• [Exercise directions] Your reply should be a single number: how many lines contain the string "issues".

• [Listed entries]
-- Begin --

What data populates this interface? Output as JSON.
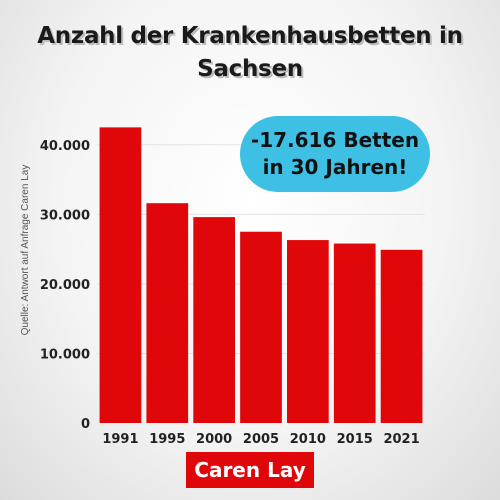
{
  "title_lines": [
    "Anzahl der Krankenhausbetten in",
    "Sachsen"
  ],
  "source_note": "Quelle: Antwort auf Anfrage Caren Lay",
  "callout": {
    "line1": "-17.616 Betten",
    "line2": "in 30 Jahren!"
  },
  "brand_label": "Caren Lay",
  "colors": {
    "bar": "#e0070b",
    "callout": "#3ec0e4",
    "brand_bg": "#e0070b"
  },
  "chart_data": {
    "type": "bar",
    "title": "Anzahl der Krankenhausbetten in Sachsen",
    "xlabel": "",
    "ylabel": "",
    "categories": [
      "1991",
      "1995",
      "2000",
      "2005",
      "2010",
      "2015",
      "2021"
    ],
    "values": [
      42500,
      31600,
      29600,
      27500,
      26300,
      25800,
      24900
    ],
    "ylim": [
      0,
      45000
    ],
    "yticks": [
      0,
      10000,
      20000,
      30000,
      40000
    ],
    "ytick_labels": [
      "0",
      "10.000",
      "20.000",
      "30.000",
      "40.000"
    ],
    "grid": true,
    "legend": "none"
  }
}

-- End --
-- Begin --

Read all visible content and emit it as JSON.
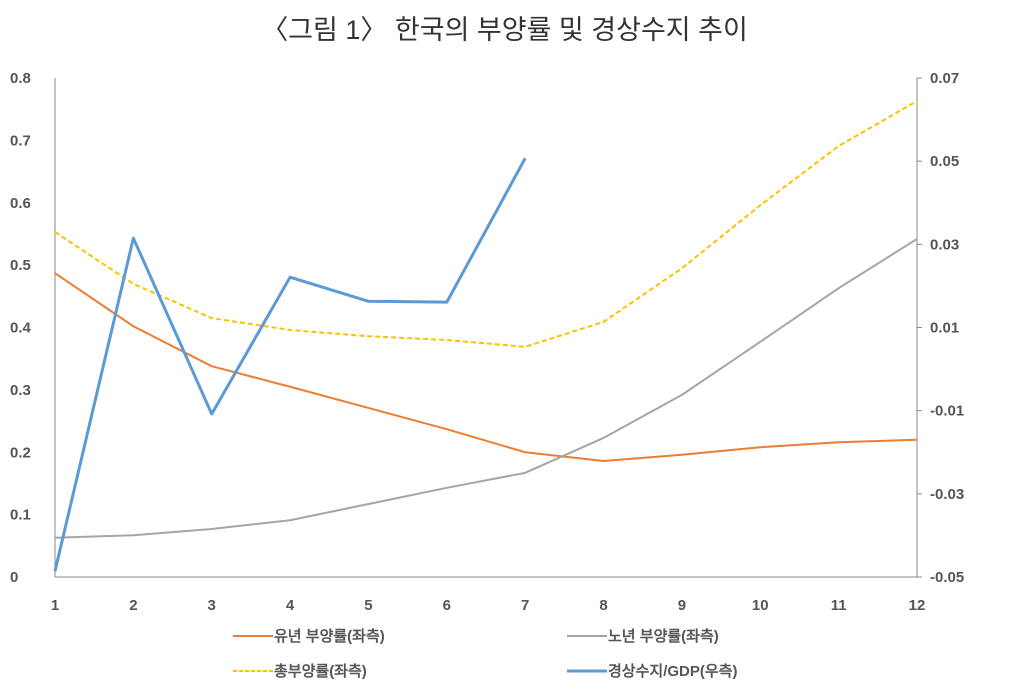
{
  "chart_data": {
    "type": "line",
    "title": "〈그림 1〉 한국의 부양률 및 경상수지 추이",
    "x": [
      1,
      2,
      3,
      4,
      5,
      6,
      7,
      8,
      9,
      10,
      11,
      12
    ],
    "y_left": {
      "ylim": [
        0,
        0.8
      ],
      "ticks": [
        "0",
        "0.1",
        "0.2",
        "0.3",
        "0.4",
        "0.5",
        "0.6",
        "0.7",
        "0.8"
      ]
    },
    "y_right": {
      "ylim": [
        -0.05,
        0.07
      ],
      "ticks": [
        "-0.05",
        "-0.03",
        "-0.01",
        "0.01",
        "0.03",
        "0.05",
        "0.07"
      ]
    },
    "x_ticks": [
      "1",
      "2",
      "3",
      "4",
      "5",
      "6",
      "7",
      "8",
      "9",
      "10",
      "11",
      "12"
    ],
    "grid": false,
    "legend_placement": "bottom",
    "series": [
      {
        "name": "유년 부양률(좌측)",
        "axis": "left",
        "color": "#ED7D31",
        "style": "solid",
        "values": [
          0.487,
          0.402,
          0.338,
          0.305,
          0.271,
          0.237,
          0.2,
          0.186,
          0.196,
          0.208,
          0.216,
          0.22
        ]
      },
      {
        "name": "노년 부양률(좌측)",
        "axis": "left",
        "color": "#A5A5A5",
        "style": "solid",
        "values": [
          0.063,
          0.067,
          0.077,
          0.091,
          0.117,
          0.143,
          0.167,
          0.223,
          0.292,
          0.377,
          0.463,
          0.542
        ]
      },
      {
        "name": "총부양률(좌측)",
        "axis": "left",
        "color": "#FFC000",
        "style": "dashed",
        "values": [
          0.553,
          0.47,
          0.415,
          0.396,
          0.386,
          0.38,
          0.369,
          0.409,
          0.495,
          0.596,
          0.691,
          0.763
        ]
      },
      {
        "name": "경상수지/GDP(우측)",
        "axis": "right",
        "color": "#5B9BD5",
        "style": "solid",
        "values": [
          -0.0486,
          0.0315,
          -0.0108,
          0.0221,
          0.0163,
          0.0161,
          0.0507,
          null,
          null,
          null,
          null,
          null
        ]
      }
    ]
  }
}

-- End --
-- Begin --

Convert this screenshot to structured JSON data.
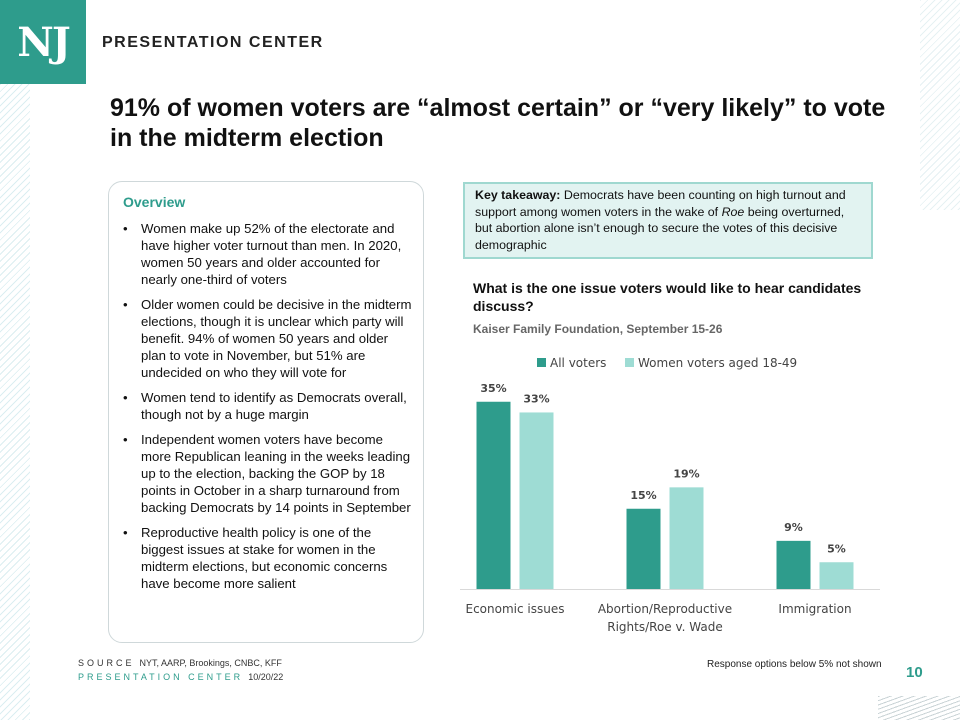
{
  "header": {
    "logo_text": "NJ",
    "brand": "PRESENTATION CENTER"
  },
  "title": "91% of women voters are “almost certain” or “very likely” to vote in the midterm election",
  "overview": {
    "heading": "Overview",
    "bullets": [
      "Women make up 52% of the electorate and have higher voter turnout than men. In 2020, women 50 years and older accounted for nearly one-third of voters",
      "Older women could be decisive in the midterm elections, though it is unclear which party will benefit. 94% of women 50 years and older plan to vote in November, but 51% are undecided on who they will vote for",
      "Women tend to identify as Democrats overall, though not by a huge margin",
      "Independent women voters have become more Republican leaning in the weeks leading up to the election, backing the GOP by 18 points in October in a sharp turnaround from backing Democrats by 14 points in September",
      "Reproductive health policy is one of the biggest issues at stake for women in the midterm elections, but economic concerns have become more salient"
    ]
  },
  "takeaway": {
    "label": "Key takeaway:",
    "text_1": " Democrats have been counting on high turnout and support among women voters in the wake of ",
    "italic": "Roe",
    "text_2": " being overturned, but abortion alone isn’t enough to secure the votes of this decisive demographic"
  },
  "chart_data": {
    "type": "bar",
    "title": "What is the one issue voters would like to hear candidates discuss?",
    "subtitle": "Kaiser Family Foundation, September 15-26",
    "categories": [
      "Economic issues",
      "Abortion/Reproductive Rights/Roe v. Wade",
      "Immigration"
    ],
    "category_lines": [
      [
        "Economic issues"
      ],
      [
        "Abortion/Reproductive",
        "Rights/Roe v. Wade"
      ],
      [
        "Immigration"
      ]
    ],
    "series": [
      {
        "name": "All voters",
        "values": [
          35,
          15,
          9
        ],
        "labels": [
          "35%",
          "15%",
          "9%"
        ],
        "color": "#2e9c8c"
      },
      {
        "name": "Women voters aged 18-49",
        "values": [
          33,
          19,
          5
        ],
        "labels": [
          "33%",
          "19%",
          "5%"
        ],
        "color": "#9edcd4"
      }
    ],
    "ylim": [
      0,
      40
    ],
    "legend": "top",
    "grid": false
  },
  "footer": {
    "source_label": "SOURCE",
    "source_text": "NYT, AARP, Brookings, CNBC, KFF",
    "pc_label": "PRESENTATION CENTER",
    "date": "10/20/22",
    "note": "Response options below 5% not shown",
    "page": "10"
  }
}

-- End --

• [Task output] 3